:: Given task ::
Give back the entire listing verbatim.

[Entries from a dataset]
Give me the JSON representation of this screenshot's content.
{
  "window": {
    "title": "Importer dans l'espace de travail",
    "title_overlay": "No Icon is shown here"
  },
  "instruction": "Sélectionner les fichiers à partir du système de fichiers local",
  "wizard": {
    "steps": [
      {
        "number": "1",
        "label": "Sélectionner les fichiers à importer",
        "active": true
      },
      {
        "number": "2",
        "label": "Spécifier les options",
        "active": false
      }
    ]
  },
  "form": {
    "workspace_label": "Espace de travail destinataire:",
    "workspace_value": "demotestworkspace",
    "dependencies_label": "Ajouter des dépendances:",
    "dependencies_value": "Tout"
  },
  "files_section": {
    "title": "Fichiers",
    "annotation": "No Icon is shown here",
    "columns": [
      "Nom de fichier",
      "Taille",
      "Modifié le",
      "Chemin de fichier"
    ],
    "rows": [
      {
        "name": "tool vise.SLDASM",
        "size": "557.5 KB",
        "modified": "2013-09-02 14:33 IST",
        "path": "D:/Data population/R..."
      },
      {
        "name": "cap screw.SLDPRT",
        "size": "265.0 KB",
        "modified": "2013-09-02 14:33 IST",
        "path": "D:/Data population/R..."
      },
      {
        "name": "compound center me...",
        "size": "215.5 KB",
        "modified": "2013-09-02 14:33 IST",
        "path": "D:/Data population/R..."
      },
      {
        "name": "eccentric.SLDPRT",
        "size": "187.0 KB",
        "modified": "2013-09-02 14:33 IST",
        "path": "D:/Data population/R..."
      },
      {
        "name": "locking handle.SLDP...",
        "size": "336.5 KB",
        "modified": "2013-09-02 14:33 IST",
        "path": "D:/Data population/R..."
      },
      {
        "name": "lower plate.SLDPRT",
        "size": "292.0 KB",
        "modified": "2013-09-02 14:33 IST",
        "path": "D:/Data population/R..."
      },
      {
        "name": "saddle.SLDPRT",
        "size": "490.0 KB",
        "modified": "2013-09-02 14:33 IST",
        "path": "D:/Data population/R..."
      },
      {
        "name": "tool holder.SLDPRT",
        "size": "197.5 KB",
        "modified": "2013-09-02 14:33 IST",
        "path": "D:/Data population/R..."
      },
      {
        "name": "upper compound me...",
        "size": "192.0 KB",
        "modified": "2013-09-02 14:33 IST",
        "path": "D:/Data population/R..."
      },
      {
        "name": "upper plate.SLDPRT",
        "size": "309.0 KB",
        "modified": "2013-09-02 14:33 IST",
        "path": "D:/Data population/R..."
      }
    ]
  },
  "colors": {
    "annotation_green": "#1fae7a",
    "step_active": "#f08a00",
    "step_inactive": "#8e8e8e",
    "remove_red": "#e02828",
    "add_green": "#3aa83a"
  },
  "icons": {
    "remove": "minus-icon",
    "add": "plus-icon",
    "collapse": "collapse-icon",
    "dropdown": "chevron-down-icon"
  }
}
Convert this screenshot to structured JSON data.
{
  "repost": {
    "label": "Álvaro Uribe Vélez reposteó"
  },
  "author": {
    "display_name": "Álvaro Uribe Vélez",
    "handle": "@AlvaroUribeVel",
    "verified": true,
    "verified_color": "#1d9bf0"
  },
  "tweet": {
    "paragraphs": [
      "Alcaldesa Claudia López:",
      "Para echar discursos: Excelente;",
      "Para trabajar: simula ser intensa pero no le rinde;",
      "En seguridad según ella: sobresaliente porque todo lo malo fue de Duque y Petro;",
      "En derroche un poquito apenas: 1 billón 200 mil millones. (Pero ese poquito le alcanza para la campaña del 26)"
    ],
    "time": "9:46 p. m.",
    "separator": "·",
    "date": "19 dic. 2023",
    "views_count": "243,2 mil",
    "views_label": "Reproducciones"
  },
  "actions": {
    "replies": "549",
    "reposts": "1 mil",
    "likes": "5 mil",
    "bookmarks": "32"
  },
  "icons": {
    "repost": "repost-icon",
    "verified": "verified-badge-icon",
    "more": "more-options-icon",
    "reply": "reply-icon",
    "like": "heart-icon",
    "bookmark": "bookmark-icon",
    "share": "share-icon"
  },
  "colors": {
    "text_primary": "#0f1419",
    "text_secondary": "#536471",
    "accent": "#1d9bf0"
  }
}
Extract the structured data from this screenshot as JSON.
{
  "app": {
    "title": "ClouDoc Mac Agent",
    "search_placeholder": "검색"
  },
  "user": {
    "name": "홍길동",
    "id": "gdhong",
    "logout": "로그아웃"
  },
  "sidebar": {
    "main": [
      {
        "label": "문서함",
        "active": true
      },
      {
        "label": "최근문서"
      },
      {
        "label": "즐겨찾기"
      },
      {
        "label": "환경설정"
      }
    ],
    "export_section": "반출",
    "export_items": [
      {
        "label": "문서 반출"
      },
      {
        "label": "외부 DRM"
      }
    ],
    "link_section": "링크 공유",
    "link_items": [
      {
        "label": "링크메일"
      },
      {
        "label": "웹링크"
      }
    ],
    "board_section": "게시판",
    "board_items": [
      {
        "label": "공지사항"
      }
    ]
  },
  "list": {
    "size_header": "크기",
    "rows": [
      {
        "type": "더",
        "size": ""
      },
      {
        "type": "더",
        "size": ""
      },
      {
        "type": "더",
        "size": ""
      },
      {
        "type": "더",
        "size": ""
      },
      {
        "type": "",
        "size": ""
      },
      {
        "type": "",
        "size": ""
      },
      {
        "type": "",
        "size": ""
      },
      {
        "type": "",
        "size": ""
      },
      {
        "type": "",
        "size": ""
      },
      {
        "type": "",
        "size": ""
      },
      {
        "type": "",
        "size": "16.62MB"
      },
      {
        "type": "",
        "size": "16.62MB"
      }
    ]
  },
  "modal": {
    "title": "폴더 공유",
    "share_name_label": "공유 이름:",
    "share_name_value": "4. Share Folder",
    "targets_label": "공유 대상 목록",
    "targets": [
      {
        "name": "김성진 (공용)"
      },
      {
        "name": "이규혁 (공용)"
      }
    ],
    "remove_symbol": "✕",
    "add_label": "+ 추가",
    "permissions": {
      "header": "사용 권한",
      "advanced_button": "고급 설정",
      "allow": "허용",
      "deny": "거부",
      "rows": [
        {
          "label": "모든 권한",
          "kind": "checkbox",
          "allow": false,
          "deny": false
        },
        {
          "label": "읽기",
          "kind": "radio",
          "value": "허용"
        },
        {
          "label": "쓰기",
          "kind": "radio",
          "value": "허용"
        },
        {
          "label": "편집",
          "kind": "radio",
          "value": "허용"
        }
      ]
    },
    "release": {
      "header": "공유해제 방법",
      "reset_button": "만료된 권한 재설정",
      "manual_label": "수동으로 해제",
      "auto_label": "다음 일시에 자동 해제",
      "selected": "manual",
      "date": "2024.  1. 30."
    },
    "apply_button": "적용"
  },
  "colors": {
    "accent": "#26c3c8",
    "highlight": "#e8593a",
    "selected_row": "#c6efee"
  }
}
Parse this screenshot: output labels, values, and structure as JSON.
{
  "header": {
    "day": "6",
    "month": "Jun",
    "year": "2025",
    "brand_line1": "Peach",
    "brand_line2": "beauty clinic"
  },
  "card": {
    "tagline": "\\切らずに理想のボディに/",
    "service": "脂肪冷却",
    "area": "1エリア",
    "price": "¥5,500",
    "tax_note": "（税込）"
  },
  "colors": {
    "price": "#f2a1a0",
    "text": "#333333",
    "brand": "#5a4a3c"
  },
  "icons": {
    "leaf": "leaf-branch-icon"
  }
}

:: Result of the exercise ::
Give me the JSON representation of this screenshot's content.
{
  "window": {
    "title": "Importer dans l'espace de travail",
    "title_overlay": "No Icon is shown here"
  },
  "instruction": "Sélectionner les fichiers à partir du système de fichiers local",
  "wizard": {
    "steps": [
      {
        "number": "1",
        "label": "Sélectionner les fichiers à importer",
        "active": true
      },
      {
        "number": "2",
        "label": "Spécifier les options",
        "active": false
      }
    ]
  },
  "form": {
    "workspace_label": "Espace de travail destinataire:",
    "workspace_value": "demotestworkspace",
    "dependencies_label": "Ajouter des dépendances:",
    "dependencies_value": "Tout"
  },
  "files_section": {
    "title": "Fichiers",
    "annotation": "No Icon is shown here",
    "columns": [
      "Nom de fichier",
      "Taille",
      "Modifié le",
      "Chemin de fichier"
    ],
    "rows": [
      {
        "name": "tool vise.SLDASM",
        "size": "557.5 KB",
        "modified": "2013-09-02 14:33 IST",
        "path": "D:/Data population/R..."
      },
      {
        "name": "cap screw.SLDPRT",
        "size": "265.0 KB",
        "modified": "2013-09-02 14:33 IST",
        "path": "D:/Data population/R..."
      },
      {
        "name": "compound center me...",
        "size": "215.5 KB",
        "modified": "2013-09-02 14:33 IST",
        "path": "D:/Data population/R..."
      },
      {
        "name": "eccentric.SLDPRT",
        "size": "187.0 KB",
        "modified": "2013-09-02 14:33 IST",
        "path": "D:/Data population/R..."
      },
      {
        "name": "locking handle.SLDP...",
        "size": "336.5 KB",
        "modified": "2013-09-02 14:33 IST",
        "path": "D:/Data population/R..."
      },
      {
        "name": "lower plate.SLDPRT",
        "size": "292.0 KB",
        "modified": "2013-09-02 14:33 IST",
        "path": "D:/Data population/R..."
      },
      {
        "name": "saddle.SLDPRT",
        "size": "490.0 KB",
        "modified": "2013-09-02 14:33 IST",
        "path": "D:/Data population/R..."
      },
      {
        "name": "tool holder.SLDPRT",
        "size": "197.5 KB",
        "modified": "2013-09-02 14:33 IST",
        "path": "D:/Data population/R..."
      },
      {
        "name": "upper compound me...",
        "size": "192.0 KB",
        "modified": "2013-09-02 14:33 IST",
        "path": "D:/Data population/R..."
      },
      {
        "name": "upper plate.SLDPRT",
        "size": "309.0 KB",
        "modified": "2013-09-02 14:33 IST",
        "path": "D:/Data population/R..."
      }
    ]
  },
  "colors": {
    "annotation_green": "#1fae7a",
    "step_active": "#f08a00",
    "step_inactive": "#8e8e8e",
    "remove_red": "#e02828",
    "add_green": "#3aa83a"
  },
  "icons": {
    "remove": "minus-icon",
    "add": "plus-icon",
    "collapse": "collapse-icon",
    "dropdown": "chevron-down-icon"
  }
}
Convert this screenshot to structured JSON data.
{
  "repost": {
    "label": "Álvaro Uribe Vélez reposteó"
  },
  "author": {
    "display_name": "Álvaro Uribe Vélez",
    "handle": "@AlvaroUribeVel",
    "verified": true,
    "verified_color": "#1d9bf0"
  },
  "tweet": {
    "paragraphs": [
      "Alcaldesa Claudia López:",
      "Para echar discursos: Excelente;",
      "Para trabajar: simula ser intensa pero no le rinde;",
      "En seguridad según ella: sobresaliente porque todo lo malo fue de Duque y Petro;",
      "En derroche un poquito apenas: 1 billón 200 mil millones. (Pero ese poquito le alcanza para la campaña del 26)"
    ],
    "time": "9:46 p. m.",
    "separator": "·",
    "date": "19 dic. 2023",
    "views_count": "243,2 mil",
    "views_label": "Reproducciones"
  },
  "actions": {
    "replies": "549",
    "reposts": "1 mil",
    "likes": "5 mil",
    "bookmarks": "32"
  },
  "icons": {
    "repost": "repost-icon",
    "verified": "verified-badge-icon",
    "more": "more-options-icon",
    "reply": "reply-icon",
    "like": "heart-icon",
    "bookmark": "bookmark-icon",
    "share": "share-icon"
  },
  "colors": {
    "text_primary": "#0f1419",
    "text_secondary": "#536471",
    "accent": "#1d9bf0"
  }
}
Extract the structured data from this screenshot as JSON.
{
  "app": {
    "title": "ClouDoc Mac Agent",
    "search_placeholder": "검색"
  },
  "user": {
    "name": "홍길동",
    "id": "gdhong",
    "logout": "로그아웃"
  },
  "sidebar": {
    "main": [
      {
        "label": "문서함",
        "active": true
      },
      {
        "label": "최근문서"
      },
      {
        "label": "즐겨찾기"
      },
      {
        "label": "환경설정"
      }
    ],
    "export_section": "반출",
    "export_items": [
      {
        "label": "문서 반출"
      },
      {
        "label": "외부 DRM"
      }
    ],
    "link_section": "링크 공유",
    "link_items": [
      {
        "label": "링크메일"
      },
      {
        "label": "웹링크"
      }
    ],
    "board_section": "게시판",
    "board_items": [
      {
        "label": "공지사항"
      }
    ]
  },
  "list": {
    "size_header": "크기",
    "rows": [
      {
        "type": "더",
        "size": ""
      },
      {
        "type": "더",
        "size": ""
      },
      {
        "type": "더",
        "size": ""
      },
      {
        "type": "더",
        "size": ""
      },
      {
        "type": "",
        "size": ""
      },
      {
        "type": "",
        "size": ""
      },
      {
        "type": "",
        "size": ""
      },
      {
        "type": "",
        "size": ""
      },
      {
        "type": "",
        "size": ""
      },
      {
        "type": "",
        "size": ""
      },
      {
        "type": "",
        "size": "16.62MB"
      },
      {
        "type": "",
        "size": "16.62MB"
      }
    ]
  },
  "modal": {
    "title": "폴더 공유",
    "share_name_label": "공유 이름:",
    "share_name_value": "4. Share Folder",
    "targets_label": "공유 대상 목록",
    "targets": [
      {
        "name": "김성진 (공용)"
      },
      {
        "name": "이규혁 (공용)"
      }
    ],
    "remove_symbol": "✕",
    "add_label": "+ 추가",
    "permissions": {
      "header": "사용 권한",
      "advanced_button": "고급 설정",
      "allow": "허용",
      "deny": "거부",
      "rows": [
        {
          "label": "모든 권한",
          "kind": "checkbox",
          "allow": false,
          "deny": false
        },
        {
          "label": "읽기",
          "kind": "radio",
          "value": "허용"
        },
        {
          "label": "쓰기",
          "kind": "radio",
          "value": "허용"
        },
        {
          "label": "편집",
          "kind": "radio",
          "value": "허용"
        }
      ]
    },
    "release": {
      "header": "공유해제 방법",
      "reset_button": "만료된 권한 재설정",
      "manual_label": "수동으로 해제",
      "auto_label": "다음 일시에 자동 해제",
      "selected": "manual",
      "date": "2024.  1. 30."
    },
    "apply_button": "적용"
  },
  "colors": {
    "accent": "#26c3c8",
    "highlight": "#e8593a",
    "selected_row": "#c6efee"
  }
}
Parse this screenshot: output labels, values, and structure as JSON.
{
  "header": {
    "day": "6",
    "month": "Jun",
    "year": "2025",
    "brand_line1": "Peach",
    "brand_line2": "beauty clinic"
  },
  "card": {
    "tagline": "\\切らずに理想のボディに/",
    "service": "脂肪冷却",
    "area": "1エリア",
    "price": "¥5,500",
    "tax_note": "（税込）"
  },
  "colors": {
    "price": "#f2a1a0",
    "text": "#333333",
    "brand": "#5a4a3c"
  },
  "icons": {
    "leaf": "leaf-branch-icon"
  }
}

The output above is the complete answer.